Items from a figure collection
** begin **
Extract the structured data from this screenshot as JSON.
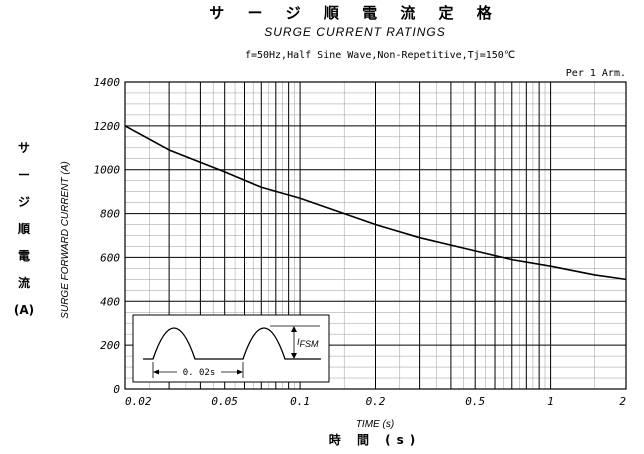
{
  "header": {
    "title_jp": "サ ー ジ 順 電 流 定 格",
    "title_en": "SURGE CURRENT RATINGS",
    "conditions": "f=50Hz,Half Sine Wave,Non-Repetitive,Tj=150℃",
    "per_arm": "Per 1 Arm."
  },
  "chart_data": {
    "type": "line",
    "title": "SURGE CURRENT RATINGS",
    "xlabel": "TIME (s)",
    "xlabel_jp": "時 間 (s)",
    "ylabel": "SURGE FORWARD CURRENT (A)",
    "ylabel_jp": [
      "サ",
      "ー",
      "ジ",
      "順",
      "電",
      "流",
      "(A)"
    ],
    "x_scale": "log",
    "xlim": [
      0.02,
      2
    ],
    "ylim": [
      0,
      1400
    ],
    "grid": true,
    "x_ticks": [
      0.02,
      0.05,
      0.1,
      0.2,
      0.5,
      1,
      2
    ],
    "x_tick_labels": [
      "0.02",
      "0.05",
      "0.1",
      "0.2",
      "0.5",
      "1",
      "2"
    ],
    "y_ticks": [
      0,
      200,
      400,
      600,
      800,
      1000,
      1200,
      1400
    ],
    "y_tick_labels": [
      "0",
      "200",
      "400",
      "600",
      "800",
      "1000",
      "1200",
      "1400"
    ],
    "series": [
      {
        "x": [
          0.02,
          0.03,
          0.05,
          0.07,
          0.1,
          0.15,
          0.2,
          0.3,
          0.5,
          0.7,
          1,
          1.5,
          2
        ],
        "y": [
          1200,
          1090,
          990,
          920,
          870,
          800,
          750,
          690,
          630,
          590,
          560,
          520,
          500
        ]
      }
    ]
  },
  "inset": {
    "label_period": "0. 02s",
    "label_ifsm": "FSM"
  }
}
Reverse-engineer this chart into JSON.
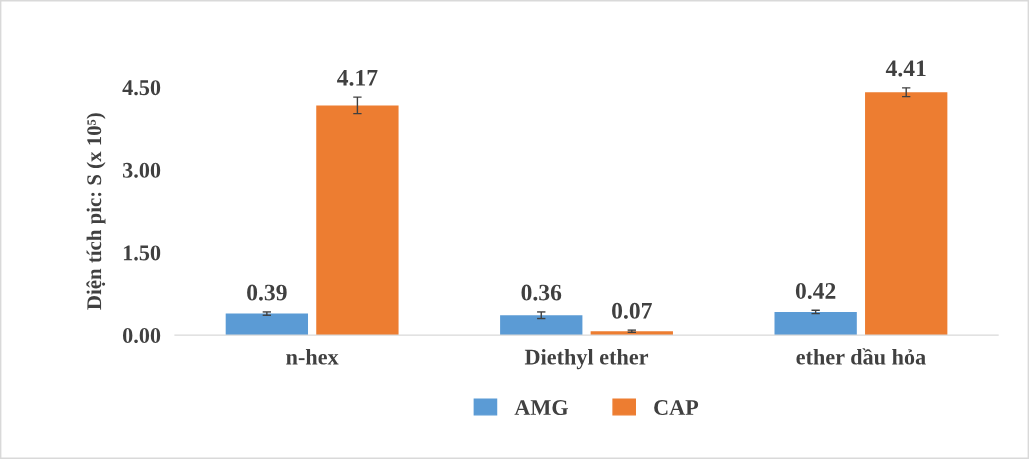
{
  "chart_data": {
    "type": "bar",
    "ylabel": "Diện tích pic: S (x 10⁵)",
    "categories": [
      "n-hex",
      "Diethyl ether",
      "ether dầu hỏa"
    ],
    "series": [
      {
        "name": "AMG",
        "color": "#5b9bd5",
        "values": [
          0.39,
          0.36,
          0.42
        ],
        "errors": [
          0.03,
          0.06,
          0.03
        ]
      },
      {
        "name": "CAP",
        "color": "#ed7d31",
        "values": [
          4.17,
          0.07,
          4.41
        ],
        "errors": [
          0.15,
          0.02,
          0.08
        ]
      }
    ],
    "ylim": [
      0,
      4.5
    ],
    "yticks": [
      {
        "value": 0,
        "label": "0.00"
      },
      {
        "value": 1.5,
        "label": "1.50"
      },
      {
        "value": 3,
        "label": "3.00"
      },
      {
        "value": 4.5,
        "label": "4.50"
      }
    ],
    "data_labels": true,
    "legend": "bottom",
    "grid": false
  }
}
** end **
**SHORT TASK:** Return the whole listing, word for word, and leave out every picture.

**IN RESPONSE:**
Extract the structured data from this screenshot as JSON.
{
  "header": {
    "title_jp": "サ ー ジ 順 電 流 定 格",
    "title_en": "SURGE CURRENT RATINGS",
    "conditions": "f=50Hz,Half Sine Wave,Non-Repetitive,Tj=150℃",
    "per_arm": "Per 1 Arm."
  },
  "chart_data": {
    "type": "line",
    "title": "SURGE CURRENT RATINGS",
    "xlabel": "TIME (s)",
    "xlabel_jp": "時 間 (s)",
    "ylabel": "SURGE FORWARD CURRENT (A)",
    "ylabel_jp": [
      "サ",
      "ー",
      "ジ",
      "順",
      "電",
      "流",
      "(A)"
    ],
    "x_scale": "log",
    "xlim": [
      0.02,
      2
    ],
    "ylim": [
      0,
      1400
    ],
    "grid": true,
    "x_ticks": [
      0.02,
      0.05,
      0.1,
      0.2,
      0.5,
      1,
      2
    ],
    "x_tick_labels": [
      "0.02",
      "0.05",
      "0.1",
      "0.2",
      "0.5",
      "1",
      "2"
    ],
    "y_ticks": [
      0,
      200,
      400,
      600,
      800,
      1000,
      1200,
      1400
    ],
    "y_tick_labels": [
      "0",
      "200",
      "400",
      "600",
      "800",
      "1000",
      "1200",
      "1400"
    ],
    "series": [
      {
        "x": [
          0.02,
          0.03,
          0.05,
          0.07,
          0.1,
          0.15,
          0.2,
          0.3,
          0.5,
          0.7,
          1,
          1.5,
          2
        ],
        "y": [
          1200,
          1090,
          990,
          920,
          870,
          800,
          750,
          690,
          630,
          590,
          560,
          520,
          500
        ]
      }
    ]
  },
  "inset": {
    "label_period": "0. 02s",
    "label_ifsm": "FSM"
  }
}
Reverse-engineer this chart into JSON.
{
  "chart_data": {
    "type": "bar",
    "ylabel": "Diện tích pic: S (x 10⁵)",
    "categories": [
      "n-hex",
      "Diethyl ether",
      "ether dầu hỏa"
    ],
    "series": [
      {
        "name": "AMG",
        "color": "#5b9bd5",
        "values": [
          0.39,
          0.36,
          0.42
        ],
        "errors": [
          0.03,
          0.06,
          0.03
        ]
      },
      {
        "name": "CAP",
        "color": "#ed7d31",
        "values": [
          4.17,
          0.07,
          4.41
        ],
        "errors": [
          0.15,
          0.02,
          0.08
        ]
      }
    ],
    "ylim": [
      0,
      4.5
    ],
    "yticks": [
      {
        "value": 0,
        "label": "0.00"
      },
      {
        "value": 1.5,
        "label": "1.50"
      },
      {
        "value": 3,
        "label": "3.00"
      },
      {
        "value": 4.5,
        "label": "4.50"
      }
    ],
    "data_labels": true,
    "legend": "bottom",
    "grid": false
  }
}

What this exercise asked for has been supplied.